Saved data entries
* * * * * * * * *

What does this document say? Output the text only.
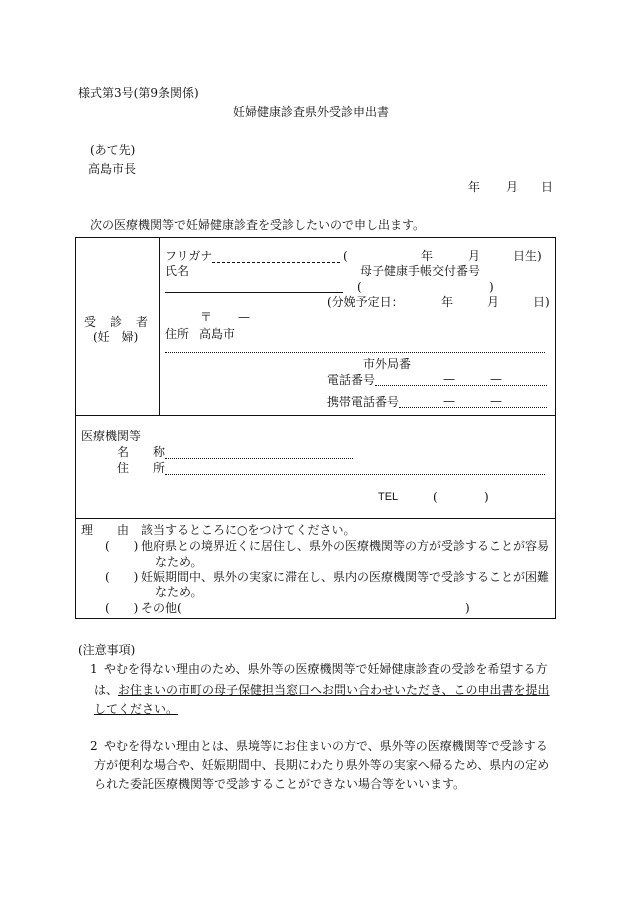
様式第3号(第9条関係)
妊婦健康診査県外受診申出書
(あて先)
高島市長
年 月 日
次の医療機関等で妊婦健康診査を受診したいので申し出ます。
受　診　者
(妊　婦)
フリガナ	(	年	月	日生)
氏名	母子健康手帳交付番号
(	)
(分娩予定日：	年	月	日)
〒 —
住所 高島市
市外局番
電話番号	—	—
携帯電話番号	—	—
医療機関等
名　　称
住　　所
TEL	(	)
理　　由 該当するところに○をつけてください。
(　　) 他府県との境界近くに居住し、県外の医療機関等の方が受診することが容易
なため。
(　　) 妊娠期間中、県外の実家に滞在し、県内の医療機関等で受診することが困難
なため。
(　　) その他(	)
(注意事項)
1 やむを得ない理由のため、県外等の医療機関等で妊婦健康診査の受診を希望する方
は、 お住まいの市町の母子保健担当窓口へお問い合わせいただき、この申出書を提出
してください。
2 やむを得ない理由とは、県境等にお住まいの方で、県外等の医療機関等で受診する
方が便利な場合や、妊娠期間中、長期にわたり県外等の実家へ帰るため、県内の定め
られた委託医療機関等で受診することができない場合等をいいます。
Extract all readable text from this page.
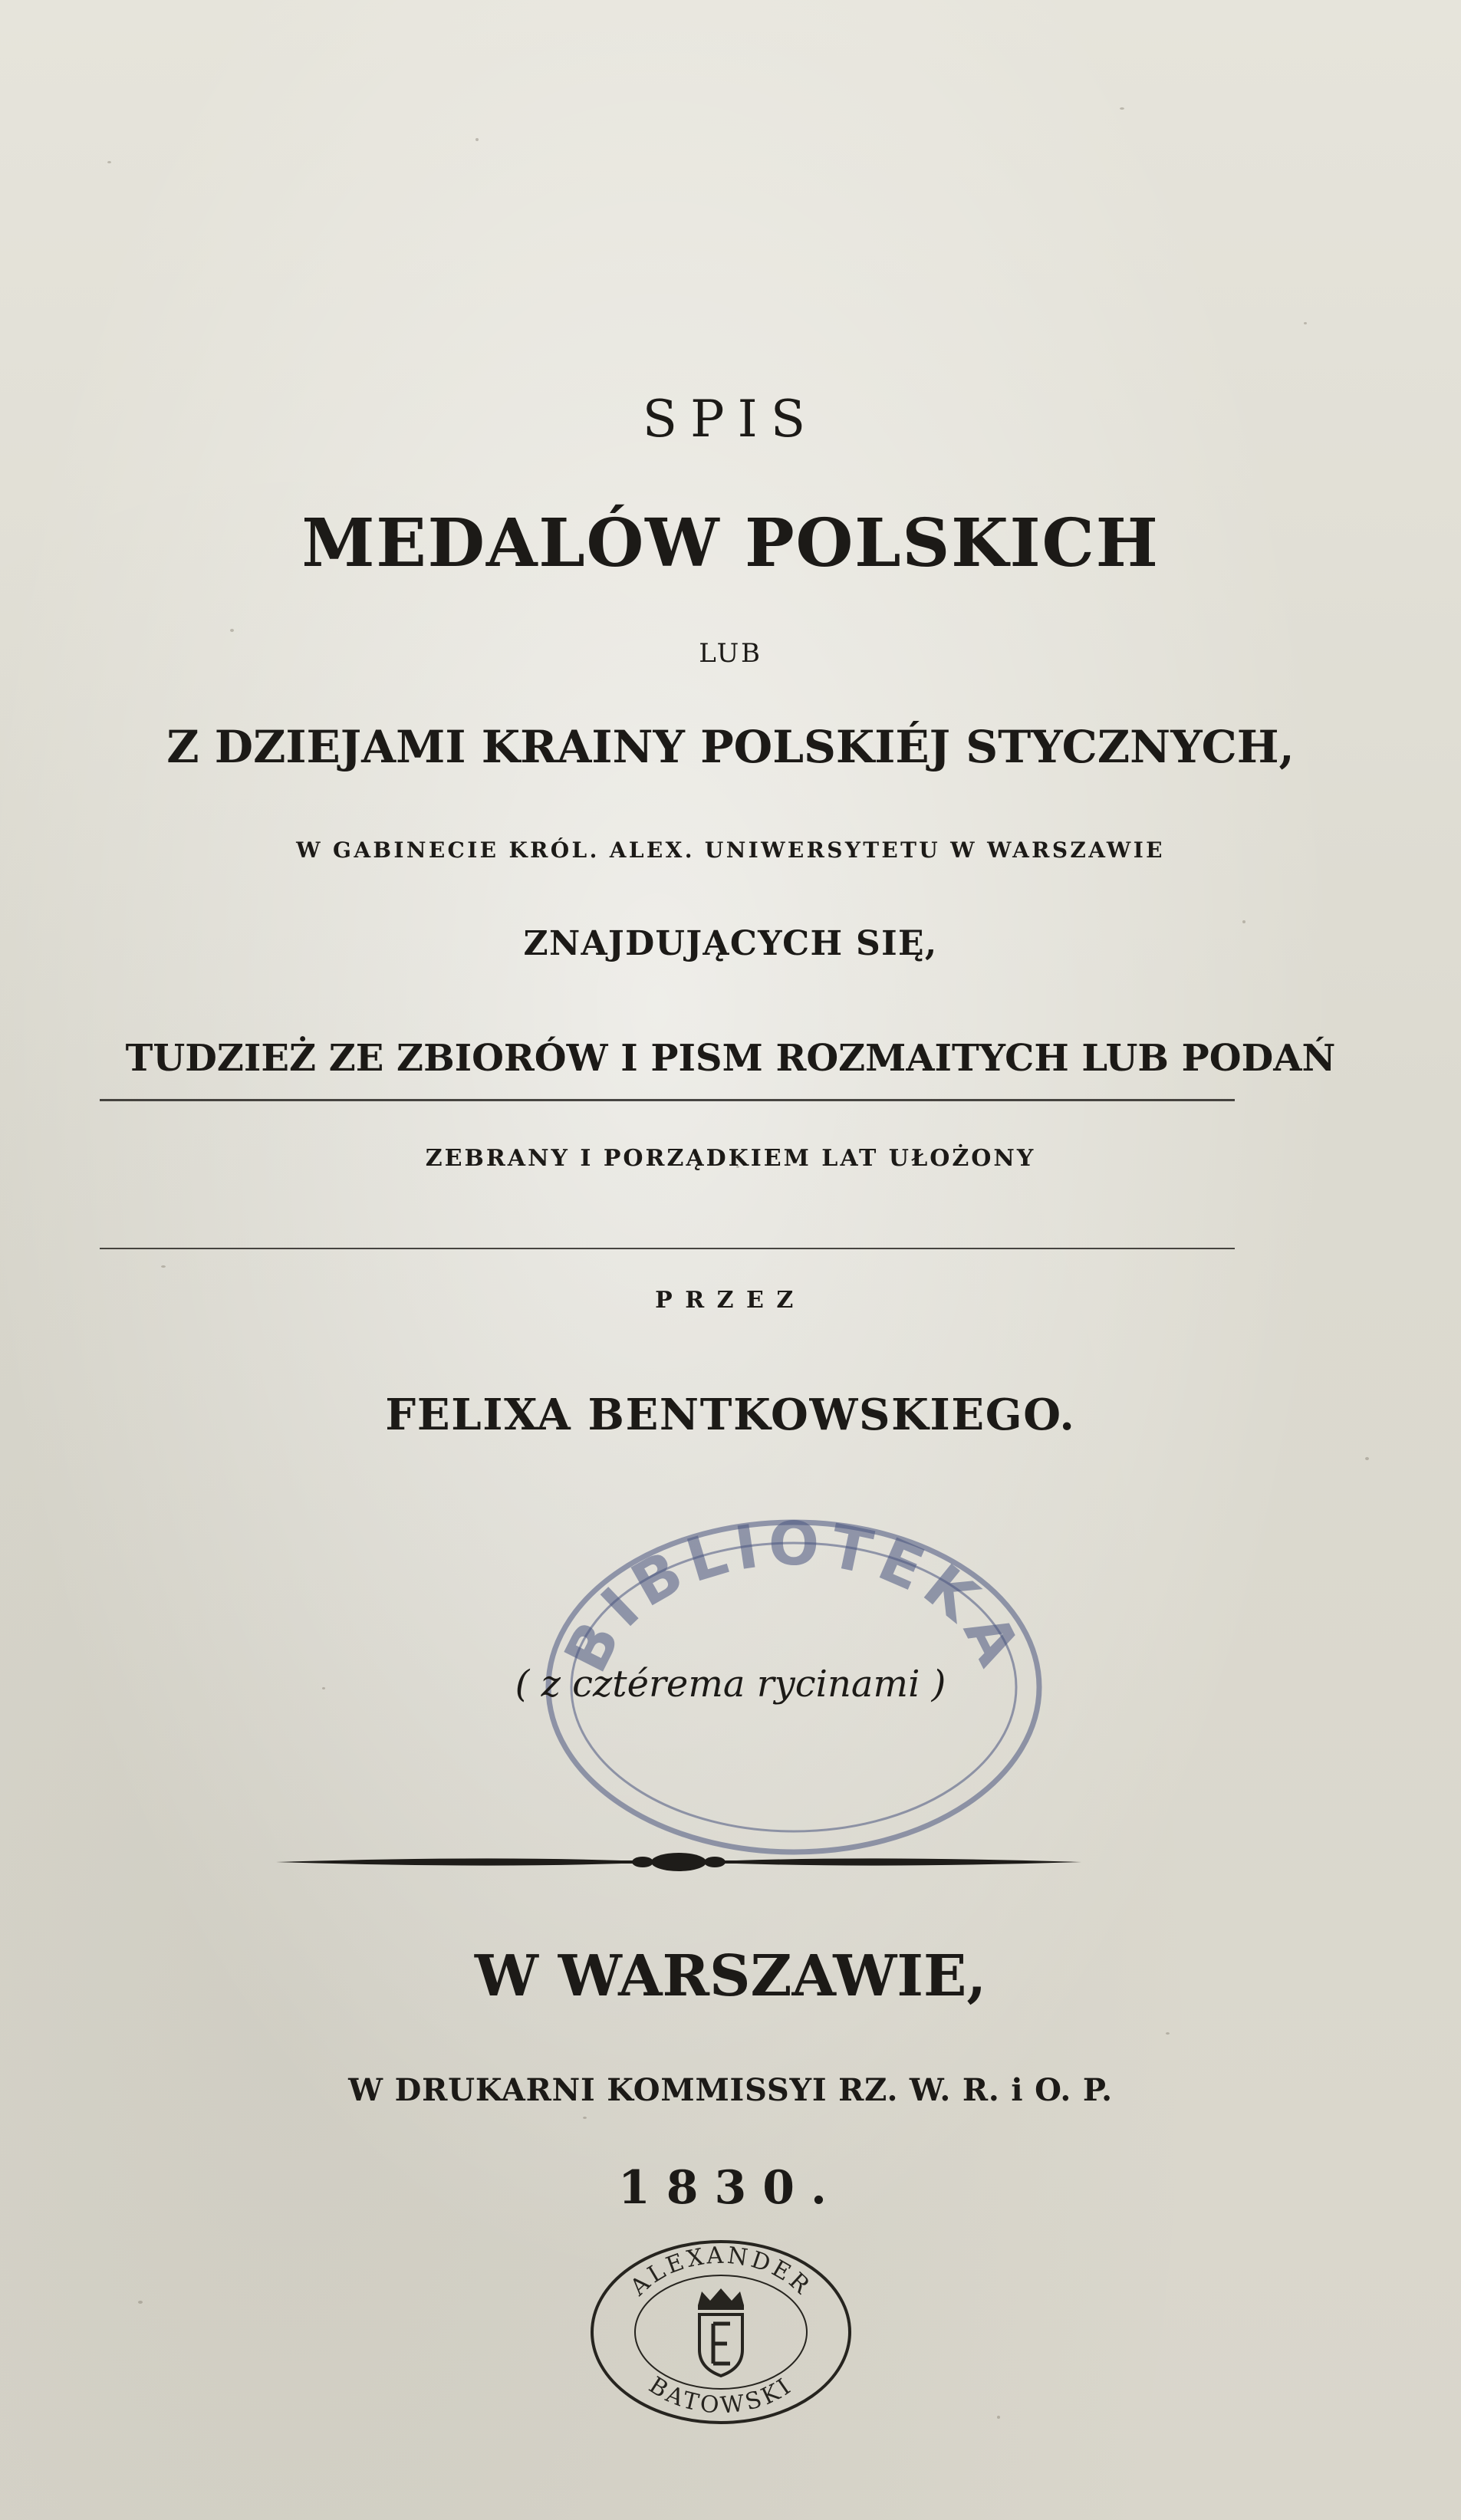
BIBLIOTEKA
SPIS
MEDALÓW POLSKICH
LUB
Z DZIEJAMI KRAINY POLSKIÉJ STYCZNYCH,
W GABINECIE KRÓL. ALEX. UNIWERSYTETU W WARSZAWIE
ZNAJDUJĄCYCH SIĘ,
TUDZIEŻ ZE ZBIORÓW I PISM ROZMAITYCH LUB PODAŃ
ZEBRANY I PORZĄDKIEM LAT UŁOŻONY
PRZEZ
FELIXA BENTKOWSKIEGO.
( z cztérema rycinami )
W WARSZAWIE,
W DRUKARNI KOMMISSYI RZ. W. R. i O. P.
1830.
ALEXANDER
BATOWSKI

* * * * * * * * *

_Exercise prompt_:
Skip the pictures, then retype every line above exactly.

_Worked answer_:
What does this document say? Output the text only.
様式第3号(第9条関係)
妊婦健康診査県外受診申出書
(あて先)
高島市長
年 月 日
次の医療機関等で妊婦健康診査を受診したいので申し出ます。
受　診　者
(妊　婦)
フリガナ	(	年	月	日生)
氏名	母子健康手帳交付番号
(	)
(分娩予定日：	年	月	日)
〒 —
住所 高島市
市外局番
電話番号	—	—
携帯電話番号	—	—
医療機関等
名　　称
住　　所
TEL	(	)
理　　由 該当するところに○をつけてください。
(　　) 他府県との境界近くに居住し、県外の医療機関等の方が受診することが容易
なため。
(　　) 妊娠期間中、県外の実家に滞在し、県内の医療機関等で受診することが困難
なため。
(　　) その他(	)
(注意事項)
1 やむを得ない理由のため、県外等の医療機関等で妊婦健康診査の受診を希望する方
は、 お住まいの市町の母子保健担当窓口へお問い合わせいただき、この申出書を提出
してください。
2 やむを得ない理由とは、県境等にお住まいの方で、県外等の医療機関等で受診する
方が便利な場合や、妊娠期間中、長期にわたり県外等の実家へ帰るため、県内の定め
られた委託医療機関等で受診することができない場合等をいいます。
Extract all readable text from this page.
BIBLIOTEKA
SPIS
MEDALÓW POLSKICH
LUB
Z DZIEJAMI KRAINY POLSKIÉJ STYCZNYCH,
W GABINECIE KRÓL. ALEX. UNIWERSYTETU W WARSZAWIE
ZNAJDUJĄCYCH SIĘ,
TUDZIEŻ ZE ZBIORÓW I PISM ROZMAITYCH LUB PODAŃ
ZEBRANY I PORZĄDKIEM LAT UŁOŻONY
PRZEZ
FELIXA BENTKOWSKIEGO.
( z cztérema rycinami )
W WARSZAWIE,
W DRUKARNI KOMMISSYI RZ. W. R. i O. P.
1830.
ALEXANDER
BATOWSKI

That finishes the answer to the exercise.